Exercise aim - Copy the entries from the first line through the line containing "maximize-button[interactable]: ▢ (1830, 0, 1875, 23)", and in that span change "viewport" to "canvas" without altering anything else.

Material -

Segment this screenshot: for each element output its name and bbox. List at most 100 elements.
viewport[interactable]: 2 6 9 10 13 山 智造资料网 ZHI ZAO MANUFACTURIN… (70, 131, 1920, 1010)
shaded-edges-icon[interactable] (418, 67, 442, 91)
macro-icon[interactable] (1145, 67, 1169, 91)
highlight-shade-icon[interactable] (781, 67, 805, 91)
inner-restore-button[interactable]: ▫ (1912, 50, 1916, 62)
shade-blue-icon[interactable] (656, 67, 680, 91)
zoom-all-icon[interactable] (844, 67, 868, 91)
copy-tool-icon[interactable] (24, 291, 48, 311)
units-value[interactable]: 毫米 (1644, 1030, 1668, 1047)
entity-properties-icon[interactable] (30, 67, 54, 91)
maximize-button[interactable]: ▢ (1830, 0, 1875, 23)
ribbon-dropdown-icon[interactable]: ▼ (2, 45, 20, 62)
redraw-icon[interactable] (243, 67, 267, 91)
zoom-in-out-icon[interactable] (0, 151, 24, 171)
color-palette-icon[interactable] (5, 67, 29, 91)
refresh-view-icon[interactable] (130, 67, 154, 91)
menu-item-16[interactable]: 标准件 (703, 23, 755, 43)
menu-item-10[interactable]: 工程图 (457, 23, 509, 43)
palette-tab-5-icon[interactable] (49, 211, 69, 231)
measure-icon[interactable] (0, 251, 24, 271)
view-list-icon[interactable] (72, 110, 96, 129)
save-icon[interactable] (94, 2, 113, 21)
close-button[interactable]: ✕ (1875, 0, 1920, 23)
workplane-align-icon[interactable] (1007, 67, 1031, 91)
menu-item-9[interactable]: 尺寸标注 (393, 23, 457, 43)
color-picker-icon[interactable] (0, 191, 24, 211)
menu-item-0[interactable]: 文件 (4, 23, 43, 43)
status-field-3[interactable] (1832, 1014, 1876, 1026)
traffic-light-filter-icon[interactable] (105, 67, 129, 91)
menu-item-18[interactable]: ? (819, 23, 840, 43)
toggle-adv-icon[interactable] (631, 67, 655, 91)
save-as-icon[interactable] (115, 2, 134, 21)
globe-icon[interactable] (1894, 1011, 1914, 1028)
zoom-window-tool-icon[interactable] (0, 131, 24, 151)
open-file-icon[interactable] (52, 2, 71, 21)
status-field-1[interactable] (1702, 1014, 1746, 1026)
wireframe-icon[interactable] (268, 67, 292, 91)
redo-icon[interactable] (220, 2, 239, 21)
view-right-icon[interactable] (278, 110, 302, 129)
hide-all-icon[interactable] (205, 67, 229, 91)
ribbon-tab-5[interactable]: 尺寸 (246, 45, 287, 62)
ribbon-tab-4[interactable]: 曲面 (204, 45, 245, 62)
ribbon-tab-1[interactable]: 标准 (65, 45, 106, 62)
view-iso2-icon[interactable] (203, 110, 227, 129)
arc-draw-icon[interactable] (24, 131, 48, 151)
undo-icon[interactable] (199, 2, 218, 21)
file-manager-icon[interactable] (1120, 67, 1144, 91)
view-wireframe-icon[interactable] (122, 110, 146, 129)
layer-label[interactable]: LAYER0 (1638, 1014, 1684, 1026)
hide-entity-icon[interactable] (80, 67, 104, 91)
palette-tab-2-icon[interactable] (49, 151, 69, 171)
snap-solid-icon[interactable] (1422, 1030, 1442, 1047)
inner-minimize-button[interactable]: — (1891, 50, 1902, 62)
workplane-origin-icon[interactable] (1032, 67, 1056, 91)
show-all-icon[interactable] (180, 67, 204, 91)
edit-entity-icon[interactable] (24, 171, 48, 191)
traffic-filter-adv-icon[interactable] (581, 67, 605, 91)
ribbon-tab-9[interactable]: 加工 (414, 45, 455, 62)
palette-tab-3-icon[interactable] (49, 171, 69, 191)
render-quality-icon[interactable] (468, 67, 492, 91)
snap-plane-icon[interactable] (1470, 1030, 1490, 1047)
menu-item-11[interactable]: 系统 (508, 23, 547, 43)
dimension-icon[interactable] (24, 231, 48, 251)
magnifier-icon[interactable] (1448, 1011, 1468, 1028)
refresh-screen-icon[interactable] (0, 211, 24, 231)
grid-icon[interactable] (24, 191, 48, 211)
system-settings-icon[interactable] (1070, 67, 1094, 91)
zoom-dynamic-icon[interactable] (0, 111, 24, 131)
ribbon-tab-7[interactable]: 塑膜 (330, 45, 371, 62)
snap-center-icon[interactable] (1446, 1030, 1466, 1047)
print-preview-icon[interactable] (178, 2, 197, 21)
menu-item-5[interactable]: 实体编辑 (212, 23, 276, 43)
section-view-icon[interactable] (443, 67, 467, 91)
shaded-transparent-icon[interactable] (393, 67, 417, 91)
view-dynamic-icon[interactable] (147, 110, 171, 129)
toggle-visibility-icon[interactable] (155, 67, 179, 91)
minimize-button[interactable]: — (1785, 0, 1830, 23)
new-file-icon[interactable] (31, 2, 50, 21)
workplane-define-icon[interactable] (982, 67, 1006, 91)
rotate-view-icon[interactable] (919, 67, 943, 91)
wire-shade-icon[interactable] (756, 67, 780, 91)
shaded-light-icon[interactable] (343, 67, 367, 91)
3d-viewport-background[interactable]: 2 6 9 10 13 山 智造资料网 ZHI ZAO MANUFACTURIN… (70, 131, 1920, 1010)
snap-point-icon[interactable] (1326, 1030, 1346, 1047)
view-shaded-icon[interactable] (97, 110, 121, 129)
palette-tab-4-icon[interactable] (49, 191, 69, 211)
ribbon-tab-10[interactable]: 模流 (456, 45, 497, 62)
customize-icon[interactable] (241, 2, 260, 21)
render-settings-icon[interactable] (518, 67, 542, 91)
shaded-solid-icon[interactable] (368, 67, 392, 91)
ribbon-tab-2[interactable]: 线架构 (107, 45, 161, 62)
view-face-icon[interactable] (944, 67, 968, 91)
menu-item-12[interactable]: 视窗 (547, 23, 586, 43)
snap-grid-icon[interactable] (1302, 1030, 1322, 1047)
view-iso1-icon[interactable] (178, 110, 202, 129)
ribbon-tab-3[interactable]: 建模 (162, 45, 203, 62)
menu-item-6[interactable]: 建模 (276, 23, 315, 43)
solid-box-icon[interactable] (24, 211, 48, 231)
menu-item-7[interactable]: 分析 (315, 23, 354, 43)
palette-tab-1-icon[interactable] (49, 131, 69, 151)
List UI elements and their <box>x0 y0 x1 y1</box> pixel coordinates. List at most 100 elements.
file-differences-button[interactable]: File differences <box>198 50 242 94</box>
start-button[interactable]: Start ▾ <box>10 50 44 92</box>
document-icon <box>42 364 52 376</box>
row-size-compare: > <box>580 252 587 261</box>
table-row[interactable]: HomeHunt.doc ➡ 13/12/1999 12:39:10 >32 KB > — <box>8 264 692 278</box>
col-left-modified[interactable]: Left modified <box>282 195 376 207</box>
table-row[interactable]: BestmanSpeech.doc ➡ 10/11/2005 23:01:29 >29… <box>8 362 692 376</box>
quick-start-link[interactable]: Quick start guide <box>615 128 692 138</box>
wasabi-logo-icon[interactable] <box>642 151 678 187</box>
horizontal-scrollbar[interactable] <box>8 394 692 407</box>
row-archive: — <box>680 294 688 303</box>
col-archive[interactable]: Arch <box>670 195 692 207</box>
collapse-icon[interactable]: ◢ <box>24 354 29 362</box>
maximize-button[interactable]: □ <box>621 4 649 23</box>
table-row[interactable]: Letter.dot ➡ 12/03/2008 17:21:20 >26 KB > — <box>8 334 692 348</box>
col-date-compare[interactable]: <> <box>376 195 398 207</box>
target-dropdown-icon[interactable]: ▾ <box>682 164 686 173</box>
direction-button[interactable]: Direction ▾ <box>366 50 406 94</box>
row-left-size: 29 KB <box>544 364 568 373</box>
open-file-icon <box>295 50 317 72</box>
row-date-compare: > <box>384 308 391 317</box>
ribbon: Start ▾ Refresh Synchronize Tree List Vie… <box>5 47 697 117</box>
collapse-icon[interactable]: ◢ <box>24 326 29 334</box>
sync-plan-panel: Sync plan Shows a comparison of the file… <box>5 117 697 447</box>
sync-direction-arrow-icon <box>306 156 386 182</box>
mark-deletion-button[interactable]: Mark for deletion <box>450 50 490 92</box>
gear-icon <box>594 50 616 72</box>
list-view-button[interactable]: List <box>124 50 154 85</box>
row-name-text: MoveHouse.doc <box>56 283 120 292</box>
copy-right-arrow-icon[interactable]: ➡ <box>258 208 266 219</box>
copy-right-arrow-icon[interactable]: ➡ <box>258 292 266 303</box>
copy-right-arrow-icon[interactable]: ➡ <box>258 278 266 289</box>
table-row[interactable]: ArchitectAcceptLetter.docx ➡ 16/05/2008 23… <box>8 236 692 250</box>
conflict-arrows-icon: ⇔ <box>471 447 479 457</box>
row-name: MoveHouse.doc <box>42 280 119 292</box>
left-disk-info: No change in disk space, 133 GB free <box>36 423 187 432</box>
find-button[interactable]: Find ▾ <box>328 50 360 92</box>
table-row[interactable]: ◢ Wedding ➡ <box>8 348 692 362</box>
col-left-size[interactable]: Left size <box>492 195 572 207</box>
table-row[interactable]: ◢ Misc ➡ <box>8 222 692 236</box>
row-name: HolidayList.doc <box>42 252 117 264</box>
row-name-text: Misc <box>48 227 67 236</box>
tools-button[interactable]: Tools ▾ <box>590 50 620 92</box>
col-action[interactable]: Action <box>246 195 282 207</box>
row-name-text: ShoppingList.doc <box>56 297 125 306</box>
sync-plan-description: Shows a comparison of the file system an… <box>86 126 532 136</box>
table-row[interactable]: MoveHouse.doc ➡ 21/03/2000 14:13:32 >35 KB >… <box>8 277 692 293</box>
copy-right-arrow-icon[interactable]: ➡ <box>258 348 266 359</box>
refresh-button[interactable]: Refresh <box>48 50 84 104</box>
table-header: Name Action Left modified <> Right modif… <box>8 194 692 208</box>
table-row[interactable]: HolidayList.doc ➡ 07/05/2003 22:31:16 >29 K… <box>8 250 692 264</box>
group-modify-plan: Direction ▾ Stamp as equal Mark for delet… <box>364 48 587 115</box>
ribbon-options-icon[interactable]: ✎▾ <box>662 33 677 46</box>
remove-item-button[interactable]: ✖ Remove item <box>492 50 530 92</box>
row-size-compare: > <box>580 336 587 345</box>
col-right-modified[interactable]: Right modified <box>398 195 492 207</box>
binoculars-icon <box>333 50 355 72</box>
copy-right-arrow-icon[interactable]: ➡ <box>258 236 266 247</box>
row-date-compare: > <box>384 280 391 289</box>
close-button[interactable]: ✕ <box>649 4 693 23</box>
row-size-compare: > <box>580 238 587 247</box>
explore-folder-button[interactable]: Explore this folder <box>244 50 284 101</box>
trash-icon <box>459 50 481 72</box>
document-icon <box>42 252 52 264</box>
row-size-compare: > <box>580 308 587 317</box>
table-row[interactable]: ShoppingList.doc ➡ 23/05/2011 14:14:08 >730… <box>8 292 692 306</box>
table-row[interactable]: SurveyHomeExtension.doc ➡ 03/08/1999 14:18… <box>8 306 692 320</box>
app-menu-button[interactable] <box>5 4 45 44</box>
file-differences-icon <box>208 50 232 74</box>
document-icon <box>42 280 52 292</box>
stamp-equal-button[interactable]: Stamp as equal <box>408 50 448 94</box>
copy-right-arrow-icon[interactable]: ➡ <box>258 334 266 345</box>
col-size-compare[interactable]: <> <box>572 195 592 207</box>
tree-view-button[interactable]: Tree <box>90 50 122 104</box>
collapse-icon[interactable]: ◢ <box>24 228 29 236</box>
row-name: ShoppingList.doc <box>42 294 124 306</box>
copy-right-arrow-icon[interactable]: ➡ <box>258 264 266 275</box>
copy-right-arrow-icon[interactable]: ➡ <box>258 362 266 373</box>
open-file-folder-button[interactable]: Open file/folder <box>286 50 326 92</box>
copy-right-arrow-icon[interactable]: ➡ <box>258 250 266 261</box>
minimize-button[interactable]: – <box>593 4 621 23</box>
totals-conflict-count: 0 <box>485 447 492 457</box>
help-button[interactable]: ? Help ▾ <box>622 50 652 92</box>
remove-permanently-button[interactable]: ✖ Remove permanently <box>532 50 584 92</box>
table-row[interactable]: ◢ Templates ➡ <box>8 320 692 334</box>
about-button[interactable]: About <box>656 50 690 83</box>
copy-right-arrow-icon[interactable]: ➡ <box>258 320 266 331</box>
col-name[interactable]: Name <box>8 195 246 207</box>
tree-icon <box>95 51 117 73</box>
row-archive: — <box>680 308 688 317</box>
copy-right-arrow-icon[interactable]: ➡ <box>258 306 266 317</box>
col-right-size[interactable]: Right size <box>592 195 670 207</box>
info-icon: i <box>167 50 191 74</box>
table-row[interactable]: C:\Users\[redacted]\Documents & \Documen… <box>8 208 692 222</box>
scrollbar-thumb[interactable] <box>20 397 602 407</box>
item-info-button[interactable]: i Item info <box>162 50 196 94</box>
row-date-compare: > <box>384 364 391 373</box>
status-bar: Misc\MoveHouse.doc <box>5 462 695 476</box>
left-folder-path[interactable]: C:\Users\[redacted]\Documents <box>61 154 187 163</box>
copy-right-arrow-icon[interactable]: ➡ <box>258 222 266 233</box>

Final result -
Segment this screenshot: for each element output its name and bbox. List at most 100 elements.
canvas[interactable]: 2 6 9 10 13 山 智造资料网 ZHI ZAO MANUFACTURIN… (70, 131, 1920, 1010)
shaded-edges-icon[interactable] (418, 67, 442, 91)
macro-icon[interactable] (1145, 67, 1169, 91)
highlight-shade-icon[interactable] (781, 67, 805, 91)
inner-restore-button[interactable]: ▫ (1912, 50, 1916, 62)
shade-blue-icon[interactable] (656, 67, 680, 91)
zoom-all-icon[interactable] (844, 67, 868, 91)
copy-tool-icon[interactable] (24, 291, 48, 311)
units-value[interactable]: 毫米 (1644, 1030, 1668, 1047)
entity-properties-icon[interactable] (30, 67, 54, 91)
maximize-button[interactable]: ▢ (1830, 0, 1875, 23)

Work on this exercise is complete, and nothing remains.